WHAT THE EXERCISE ASKS :: Check every line of the material below for the string "motivés", and return the ones that have it.

RECORDS TO USE ::
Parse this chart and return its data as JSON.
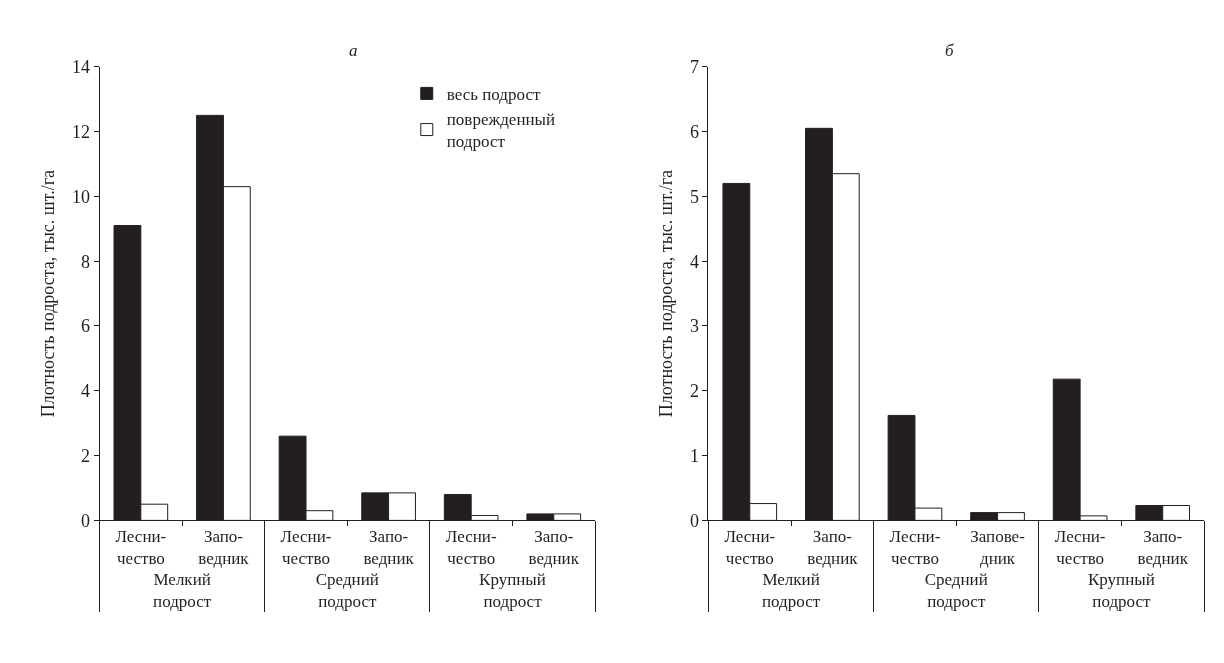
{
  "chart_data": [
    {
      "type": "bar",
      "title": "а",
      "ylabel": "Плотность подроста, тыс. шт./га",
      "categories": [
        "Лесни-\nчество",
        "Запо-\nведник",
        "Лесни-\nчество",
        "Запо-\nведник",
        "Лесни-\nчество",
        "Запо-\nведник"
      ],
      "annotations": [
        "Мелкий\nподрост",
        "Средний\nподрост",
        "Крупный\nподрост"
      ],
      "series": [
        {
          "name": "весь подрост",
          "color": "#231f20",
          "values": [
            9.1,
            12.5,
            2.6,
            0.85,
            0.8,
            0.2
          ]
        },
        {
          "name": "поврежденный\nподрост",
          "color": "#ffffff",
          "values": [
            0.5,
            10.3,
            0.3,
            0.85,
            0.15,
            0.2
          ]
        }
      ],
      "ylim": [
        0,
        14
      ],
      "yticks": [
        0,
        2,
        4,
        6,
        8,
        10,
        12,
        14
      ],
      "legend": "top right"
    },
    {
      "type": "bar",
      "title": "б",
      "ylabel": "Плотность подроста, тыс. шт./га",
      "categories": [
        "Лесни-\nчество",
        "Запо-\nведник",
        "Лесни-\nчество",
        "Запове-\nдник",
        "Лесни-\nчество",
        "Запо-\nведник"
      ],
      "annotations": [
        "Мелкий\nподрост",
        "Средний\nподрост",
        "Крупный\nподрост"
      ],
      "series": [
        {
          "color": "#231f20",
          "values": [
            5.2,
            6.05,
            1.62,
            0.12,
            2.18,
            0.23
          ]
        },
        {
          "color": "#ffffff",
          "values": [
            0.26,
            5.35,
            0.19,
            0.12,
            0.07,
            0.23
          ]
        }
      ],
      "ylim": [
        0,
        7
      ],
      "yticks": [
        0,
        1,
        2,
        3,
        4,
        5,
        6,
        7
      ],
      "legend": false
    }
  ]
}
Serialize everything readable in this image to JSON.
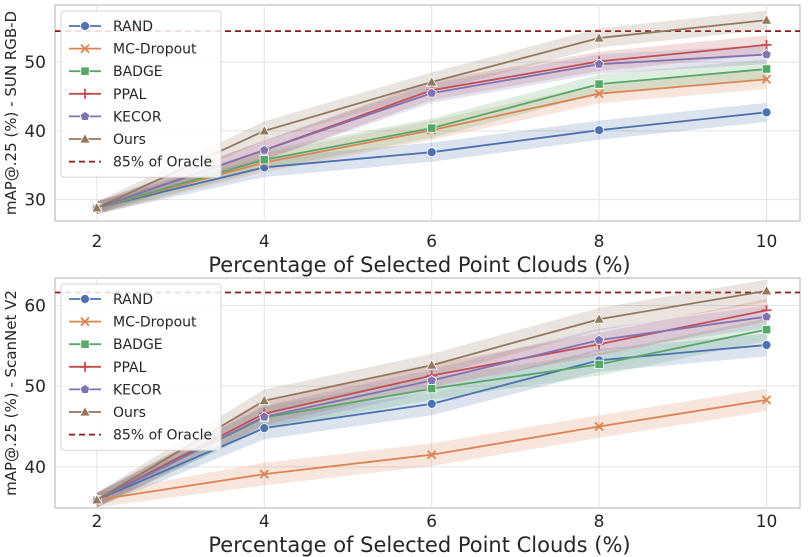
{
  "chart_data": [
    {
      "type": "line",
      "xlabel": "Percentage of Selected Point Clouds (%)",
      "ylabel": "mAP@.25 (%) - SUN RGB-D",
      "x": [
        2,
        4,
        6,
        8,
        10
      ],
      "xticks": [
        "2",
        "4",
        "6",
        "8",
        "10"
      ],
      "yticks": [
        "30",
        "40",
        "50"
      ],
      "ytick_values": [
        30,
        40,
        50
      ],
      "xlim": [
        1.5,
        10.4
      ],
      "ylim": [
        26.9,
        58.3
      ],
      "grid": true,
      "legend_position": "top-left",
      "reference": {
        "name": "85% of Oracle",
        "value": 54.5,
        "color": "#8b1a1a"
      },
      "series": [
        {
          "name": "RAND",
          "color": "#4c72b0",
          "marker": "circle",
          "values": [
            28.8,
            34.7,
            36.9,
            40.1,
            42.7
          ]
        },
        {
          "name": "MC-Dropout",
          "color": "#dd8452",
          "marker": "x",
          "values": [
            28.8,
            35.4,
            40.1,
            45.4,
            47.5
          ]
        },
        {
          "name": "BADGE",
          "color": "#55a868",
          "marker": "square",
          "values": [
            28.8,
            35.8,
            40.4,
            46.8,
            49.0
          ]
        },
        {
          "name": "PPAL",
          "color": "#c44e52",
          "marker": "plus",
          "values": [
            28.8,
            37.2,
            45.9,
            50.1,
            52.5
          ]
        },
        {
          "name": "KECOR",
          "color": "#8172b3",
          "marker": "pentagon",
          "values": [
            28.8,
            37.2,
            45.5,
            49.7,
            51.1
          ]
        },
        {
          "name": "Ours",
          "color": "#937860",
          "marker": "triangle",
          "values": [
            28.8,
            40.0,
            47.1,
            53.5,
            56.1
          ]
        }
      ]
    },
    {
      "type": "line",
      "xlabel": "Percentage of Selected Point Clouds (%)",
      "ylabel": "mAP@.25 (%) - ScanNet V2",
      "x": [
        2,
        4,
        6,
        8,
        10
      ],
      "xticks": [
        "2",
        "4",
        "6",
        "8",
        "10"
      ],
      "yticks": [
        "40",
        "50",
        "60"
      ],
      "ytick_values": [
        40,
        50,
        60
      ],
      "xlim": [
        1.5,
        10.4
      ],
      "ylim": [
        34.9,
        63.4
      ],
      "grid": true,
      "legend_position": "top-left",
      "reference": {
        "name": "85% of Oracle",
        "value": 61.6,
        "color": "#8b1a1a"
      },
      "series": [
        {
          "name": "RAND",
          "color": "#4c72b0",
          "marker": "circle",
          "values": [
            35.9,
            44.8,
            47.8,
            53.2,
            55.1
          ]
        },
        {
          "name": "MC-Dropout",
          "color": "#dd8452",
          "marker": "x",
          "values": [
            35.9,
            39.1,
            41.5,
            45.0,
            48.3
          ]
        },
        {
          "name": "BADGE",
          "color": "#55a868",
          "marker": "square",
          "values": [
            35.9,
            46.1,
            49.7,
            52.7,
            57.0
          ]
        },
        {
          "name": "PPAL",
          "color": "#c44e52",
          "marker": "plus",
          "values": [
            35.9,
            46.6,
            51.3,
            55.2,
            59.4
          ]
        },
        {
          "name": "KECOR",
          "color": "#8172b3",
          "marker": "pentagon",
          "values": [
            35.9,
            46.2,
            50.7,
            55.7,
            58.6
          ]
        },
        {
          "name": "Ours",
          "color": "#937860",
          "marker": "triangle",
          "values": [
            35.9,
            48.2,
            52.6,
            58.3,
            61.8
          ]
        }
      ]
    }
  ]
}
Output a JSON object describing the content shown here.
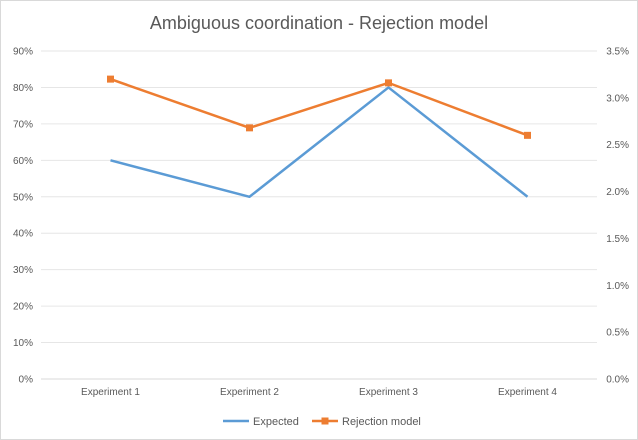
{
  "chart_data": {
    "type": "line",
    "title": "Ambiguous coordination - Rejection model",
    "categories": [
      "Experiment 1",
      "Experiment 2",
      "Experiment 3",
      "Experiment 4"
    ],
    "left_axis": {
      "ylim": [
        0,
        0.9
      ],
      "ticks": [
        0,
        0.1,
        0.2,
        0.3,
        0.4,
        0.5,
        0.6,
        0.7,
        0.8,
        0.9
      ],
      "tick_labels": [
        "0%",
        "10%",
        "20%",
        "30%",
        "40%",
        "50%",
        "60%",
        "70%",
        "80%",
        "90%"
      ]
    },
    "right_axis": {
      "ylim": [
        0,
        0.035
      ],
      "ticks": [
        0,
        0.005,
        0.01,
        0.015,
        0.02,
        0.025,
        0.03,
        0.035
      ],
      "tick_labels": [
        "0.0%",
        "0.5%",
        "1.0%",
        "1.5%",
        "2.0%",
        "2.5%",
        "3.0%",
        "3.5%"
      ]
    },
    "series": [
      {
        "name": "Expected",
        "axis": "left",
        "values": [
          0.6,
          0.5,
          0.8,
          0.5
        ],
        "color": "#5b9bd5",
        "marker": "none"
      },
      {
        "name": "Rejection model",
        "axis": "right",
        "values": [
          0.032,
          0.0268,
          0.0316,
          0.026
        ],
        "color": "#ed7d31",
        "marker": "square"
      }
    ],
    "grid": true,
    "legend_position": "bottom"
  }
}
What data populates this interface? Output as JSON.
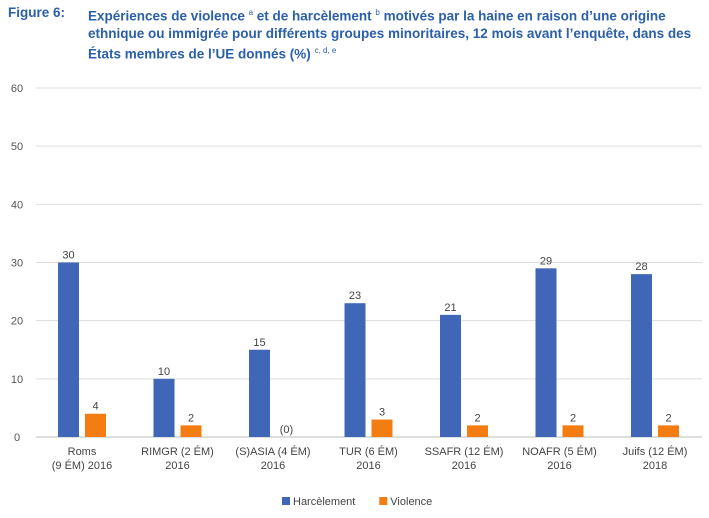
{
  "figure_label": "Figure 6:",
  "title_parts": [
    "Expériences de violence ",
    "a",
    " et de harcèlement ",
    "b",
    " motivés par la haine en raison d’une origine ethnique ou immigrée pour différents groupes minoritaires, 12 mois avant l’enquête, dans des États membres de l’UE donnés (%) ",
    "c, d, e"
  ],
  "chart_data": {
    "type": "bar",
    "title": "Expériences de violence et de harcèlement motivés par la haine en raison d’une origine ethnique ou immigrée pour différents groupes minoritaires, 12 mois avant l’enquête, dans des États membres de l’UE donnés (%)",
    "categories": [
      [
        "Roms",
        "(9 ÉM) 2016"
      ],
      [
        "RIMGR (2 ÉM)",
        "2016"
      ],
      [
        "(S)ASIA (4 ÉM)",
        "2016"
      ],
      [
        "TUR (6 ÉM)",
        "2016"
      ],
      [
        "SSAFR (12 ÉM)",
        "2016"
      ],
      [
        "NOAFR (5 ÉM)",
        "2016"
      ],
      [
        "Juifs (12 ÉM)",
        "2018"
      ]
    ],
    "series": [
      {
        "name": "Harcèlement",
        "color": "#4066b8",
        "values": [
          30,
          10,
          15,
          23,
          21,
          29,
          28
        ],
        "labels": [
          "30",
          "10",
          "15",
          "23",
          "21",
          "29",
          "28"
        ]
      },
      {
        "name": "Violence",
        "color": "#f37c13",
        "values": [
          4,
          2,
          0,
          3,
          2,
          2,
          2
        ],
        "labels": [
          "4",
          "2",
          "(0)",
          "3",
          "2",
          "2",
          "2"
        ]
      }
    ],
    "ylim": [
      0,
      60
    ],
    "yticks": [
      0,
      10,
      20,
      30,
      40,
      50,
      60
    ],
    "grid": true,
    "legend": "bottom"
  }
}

RESULT OF THE EXERCISE ::
    " motivés par la haine en raison d’une origine ethnique ou immigrée pour différents groupes minoritaires, 12 mois avant l’enquête, dans des États membres de l’UE donnés (%) ",
    "title": "Expériences de violence et de harcèlement motivés par la haine en raison d’une origine ethnique ou immigrée pour différents groupes minoritaires, 12 mois avant l’enquête, dans des États membres de l’UE donnés (%)",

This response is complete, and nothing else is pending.